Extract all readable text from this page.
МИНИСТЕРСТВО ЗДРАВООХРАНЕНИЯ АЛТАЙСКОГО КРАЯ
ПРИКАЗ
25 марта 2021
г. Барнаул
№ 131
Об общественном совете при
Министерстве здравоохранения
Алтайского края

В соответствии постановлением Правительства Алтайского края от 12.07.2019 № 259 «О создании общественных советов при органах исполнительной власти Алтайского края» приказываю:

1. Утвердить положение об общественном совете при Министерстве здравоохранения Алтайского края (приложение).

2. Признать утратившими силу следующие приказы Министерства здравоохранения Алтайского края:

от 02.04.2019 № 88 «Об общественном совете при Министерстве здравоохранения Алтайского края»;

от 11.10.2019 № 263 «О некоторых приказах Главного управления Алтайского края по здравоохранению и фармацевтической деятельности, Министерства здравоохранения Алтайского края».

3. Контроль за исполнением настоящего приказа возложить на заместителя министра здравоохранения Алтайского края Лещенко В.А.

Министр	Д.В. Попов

________________________

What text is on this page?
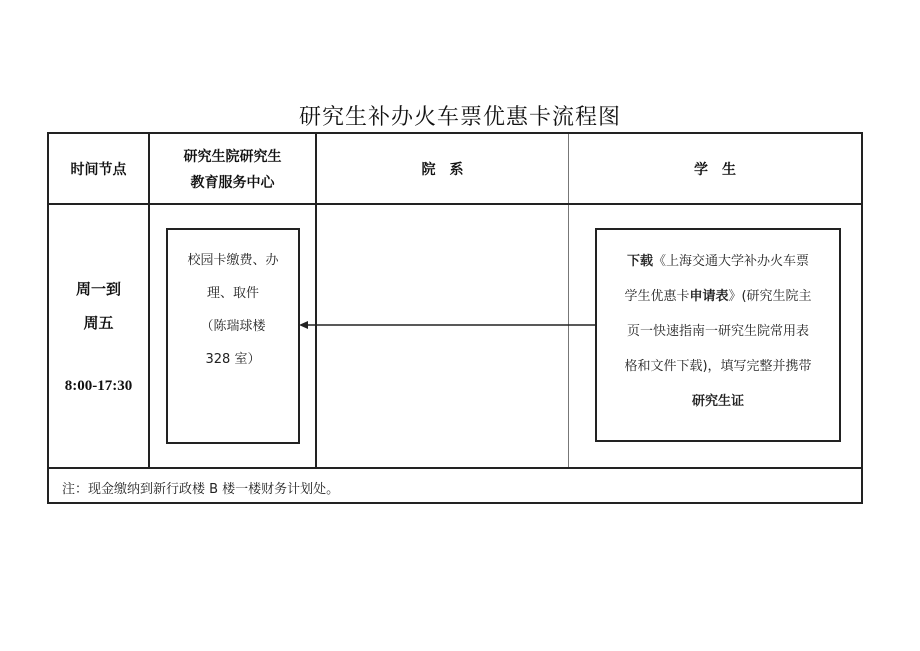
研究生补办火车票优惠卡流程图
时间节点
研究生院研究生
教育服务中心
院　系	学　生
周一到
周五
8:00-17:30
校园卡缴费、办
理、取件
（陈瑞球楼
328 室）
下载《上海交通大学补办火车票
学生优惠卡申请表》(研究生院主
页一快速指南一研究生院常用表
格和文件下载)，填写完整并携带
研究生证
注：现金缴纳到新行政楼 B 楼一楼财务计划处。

________________________

# What you have to do
What is the number of lines in this listing that contain the word "text"? Answer with that number and nothing else.

# Complete response
2